» **INSTRUCTIONS FOR THE TASK**
Copy each line where the word "تعالى" occurs.

* START DATA FOR THIS TASK *

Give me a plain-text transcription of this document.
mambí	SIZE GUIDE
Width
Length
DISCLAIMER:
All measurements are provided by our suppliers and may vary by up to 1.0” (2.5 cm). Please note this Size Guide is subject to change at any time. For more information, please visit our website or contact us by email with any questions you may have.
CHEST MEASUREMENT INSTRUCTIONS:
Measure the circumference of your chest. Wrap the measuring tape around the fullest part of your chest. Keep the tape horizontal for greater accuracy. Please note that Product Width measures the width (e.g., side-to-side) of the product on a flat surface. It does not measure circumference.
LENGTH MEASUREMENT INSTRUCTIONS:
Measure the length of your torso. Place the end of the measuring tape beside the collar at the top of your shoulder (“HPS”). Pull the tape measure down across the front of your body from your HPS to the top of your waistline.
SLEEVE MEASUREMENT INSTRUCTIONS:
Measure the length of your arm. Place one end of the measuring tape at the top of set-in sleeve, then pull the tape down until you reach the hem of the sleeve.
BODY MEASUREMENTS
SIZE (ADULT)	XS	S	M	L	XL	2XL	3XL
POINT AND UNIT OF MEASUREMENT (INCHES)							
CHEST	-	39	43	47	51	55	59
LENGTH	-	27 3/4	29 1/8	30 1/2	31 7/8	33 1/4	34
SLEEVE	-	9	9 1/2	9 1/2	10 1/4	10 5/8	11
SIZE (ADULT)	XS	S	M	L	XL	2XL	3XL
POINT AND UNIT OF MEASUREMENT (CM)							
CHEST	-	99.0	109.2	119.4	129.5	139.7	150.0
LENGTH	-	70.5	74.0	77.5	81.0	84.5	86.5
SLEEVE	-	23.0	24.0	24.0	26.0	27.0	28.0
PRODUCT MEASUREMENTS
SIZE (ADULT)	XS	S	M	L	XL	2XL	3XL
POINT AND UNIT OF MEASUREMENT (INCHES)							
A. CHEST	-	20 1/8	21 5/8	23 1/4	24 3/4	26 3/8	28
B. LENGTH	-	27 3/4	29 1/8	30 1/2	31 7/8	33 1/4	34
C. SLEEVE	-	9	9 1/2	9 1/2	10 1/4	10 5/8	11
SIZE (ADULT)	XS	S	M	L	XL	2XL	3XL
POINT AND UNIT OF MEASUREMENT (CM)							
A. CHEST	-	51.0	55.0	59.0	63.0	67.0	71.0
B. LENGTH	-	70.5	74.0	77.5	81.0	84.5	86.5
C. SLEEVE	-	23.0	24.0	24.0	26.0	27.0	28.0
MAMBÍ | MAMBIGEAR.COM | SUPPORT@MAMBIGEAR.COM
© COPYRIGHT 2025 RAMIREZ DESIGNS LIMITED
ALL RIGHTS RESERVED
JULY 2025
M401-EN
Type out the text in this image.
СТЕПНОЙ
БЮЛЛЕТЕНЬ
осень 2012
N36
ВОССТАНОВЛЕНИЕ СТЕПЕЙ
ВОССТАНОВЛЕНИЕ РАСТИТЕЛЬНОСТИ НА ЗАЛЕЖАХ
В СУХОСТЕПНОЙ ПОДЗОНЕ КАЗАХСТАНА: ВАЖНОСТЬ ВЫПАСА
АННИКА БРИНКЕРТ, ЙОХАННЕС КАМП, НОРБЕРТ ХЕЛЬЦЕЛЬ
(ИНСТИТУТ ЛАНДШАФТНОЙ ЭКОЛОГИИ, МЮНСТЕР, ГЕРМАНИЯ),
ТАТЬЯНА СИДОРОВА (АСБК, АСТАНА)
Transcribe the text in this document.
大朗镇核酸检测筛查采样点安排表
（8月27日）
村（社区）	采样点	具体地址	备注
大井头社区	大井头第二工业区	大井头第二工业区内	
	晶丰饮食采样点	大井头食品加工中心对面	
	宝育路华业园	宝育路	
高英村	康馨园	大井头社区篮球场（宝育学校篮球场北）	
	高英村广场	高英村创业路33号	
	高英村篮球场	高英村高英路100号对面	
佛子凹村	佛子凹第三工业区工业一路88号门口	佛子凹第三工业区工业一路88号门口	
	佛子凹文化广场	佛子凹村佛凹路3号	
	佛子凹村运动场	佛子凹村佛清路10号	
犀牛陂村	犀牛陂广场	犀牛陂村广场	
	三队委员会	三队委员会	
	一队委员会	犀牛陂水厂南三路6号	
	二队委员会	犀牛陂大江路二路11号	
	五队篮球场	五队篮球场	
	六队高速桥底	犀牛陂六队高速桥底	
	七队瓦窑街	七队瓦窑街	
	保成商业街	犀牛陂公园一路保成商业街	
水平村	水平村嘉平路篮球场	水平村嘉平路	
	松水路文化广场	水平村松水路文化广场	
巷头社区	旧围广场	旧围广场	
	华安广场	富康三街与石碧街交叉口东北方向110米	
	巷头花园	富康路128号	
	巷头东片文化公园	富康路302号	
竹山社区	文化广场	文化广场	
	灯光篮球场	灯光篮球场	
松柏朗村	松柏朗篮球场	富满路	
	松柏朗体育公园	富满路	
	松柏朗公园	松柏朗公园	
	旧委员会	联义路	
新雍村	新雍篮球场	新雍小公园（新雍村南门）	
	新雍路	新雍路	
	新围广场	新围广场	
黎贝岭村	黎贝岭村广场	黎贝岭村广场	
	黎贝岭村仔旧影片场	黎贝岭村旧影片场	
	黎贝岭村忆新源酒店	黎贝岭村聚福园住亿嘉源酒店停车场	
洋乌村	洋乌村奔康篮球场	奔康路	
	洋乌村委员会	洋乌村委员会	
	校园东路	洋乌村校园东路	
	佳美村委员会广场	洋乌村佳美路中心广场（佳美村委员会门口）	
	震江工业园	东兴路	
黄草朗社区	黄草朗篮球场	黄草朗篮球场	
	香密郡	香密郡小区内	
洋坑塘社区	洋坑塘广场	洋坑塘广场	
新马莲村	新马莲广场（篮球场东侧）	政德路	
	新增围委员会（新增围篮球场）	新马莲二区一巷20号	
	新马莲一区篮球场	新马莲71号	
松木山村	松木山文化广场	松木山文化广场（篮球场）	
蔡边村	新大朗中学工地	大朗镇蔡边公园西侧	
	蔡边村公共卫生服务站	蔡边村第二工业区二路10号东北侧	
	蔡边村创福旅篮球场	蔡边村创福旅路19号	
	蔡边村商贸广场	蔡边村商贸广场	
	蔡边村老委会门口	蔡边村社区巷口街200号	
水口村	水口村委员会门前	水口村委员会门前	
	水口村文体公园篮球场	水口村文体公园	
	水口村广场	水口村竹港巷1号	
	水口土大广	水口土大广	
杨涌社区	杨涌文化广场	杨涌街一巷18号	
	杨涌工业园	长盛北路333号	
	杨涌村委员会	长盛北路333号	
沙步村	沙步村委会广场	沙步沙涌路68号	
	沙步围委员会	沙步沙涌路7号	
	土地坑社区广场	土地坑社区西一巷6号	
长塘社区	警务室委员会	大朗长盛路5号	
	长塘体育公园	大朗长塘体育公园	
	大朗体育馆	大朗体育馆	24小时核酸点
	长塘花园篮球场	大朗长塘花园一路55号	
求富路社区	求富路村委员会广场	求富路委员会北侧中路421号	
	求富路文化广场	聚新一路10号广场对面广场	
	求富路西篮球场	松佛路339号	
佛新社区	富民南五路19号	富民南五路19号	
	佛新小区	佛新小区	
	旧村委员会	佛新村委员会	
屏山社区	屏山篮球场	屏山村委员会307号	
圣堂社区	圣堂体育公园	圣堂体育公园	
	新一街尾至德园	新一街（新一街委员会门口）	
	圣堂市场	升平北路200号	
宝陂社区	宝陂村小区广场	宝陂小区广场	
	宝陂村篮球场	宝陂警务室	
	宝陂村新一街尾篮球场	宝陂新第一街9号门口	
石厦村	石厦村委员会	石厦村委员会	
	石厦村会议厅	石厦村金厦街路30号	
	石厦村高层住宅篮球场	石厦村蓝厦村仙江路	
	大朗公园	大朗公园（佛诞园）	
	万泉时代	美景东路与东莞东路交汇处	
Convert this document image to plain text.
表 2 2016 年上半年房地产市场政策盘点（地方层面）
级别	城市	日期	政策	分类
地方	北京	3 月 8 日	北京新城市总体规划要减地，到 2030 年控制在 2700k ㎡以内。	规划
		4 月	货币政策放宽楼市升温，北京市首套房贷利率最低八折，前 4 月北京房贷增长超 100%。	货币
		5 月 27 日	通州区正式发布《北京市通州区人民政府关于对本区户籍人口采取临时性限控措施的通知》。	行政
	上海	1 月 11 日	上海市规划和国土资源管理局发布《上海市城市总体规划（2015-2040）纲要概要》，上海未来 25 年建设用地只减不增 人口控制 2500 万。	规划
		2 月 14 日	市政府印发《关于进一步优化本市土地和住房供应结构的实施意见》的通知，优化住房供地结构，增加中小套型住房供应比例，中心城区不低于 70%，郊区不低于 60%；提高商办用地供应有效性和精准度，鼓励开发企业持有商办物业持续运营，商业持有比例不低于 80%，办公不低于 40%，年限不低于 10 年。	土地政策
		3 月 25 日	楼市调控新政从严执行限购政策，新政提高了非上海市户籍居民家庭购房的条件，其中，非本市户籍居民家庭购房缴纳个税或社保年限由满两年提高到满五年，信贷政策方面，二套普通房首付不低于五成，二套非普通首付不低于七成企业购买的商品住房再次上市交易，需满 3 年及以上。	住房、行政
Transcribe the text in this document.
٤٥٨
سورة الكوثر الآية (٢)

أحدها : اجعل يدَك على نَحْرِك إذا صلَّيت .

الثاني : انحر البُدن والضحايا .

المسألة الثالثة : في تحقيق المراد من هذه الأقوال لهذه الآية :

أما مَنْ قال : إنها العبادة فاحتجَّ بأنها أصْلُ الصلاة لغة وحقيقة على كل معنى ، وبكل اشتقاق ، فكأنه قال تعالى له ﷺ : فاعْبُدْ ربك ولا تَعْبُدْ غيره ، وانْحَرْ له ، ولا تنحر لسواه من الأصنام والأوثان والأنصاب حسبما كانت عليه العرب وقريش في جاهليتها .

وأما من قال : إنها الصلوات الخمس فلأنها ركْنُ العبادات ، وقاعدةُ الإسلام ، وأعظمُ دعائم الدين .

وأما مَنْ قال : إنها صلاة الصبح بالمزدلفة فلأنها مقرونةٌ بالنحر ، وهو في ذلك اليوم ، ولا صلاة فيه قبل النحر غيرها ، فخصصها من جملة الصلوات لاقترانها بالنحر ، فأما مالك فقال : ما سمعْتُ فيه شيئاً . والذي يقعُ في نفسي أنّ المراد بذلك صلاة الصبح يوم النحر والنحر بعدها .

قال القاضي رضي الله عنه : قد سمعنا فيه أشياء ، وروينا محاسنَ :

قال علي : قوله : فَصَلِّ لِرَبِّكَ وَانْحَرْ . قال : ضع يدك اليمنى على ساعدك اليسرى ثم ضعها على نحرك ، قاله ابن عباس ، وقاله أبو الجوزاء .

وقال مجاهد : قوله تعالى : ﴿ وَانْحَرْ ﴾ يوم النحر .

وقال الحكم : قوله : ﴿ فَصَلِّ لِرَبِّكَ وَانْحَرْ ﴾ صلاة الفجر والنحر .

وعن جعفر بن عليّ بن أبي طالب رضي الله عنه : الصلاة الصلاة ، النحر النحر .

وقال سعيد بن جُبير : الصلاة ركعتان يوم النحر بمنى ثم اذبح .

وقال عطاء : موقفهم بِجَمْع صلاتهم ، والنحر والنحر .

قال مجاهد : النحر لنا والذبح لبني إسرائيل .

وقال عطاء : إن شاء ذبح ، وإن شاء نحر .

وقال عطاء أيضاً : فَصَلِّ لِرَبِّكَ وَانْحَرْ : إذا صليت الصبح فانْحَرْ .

* END DATA FOR THIS TASK *

» **OUTPUT BELOW**
أما مَنْ قال : إنها العبادة فاحتجَّ بأنها أصْلُ الصلاة لغة وحقيقة على كل معنى ، وبكل اشتقاق ، فكأنه قال تعالى له ﷺ : فاعْبُدْ ربك ولا تَعْبُدْ غيره ، وانْحَرْ له ، ولا تنحر لسواه من الأصنام والأوثان والأنصاب حسبما كانت عليه العرب وقريش في جاهليتها .
وقال مجاهد : قوله تعالى : ﴿ وَانْحَرْ ﴾ يوم النحر .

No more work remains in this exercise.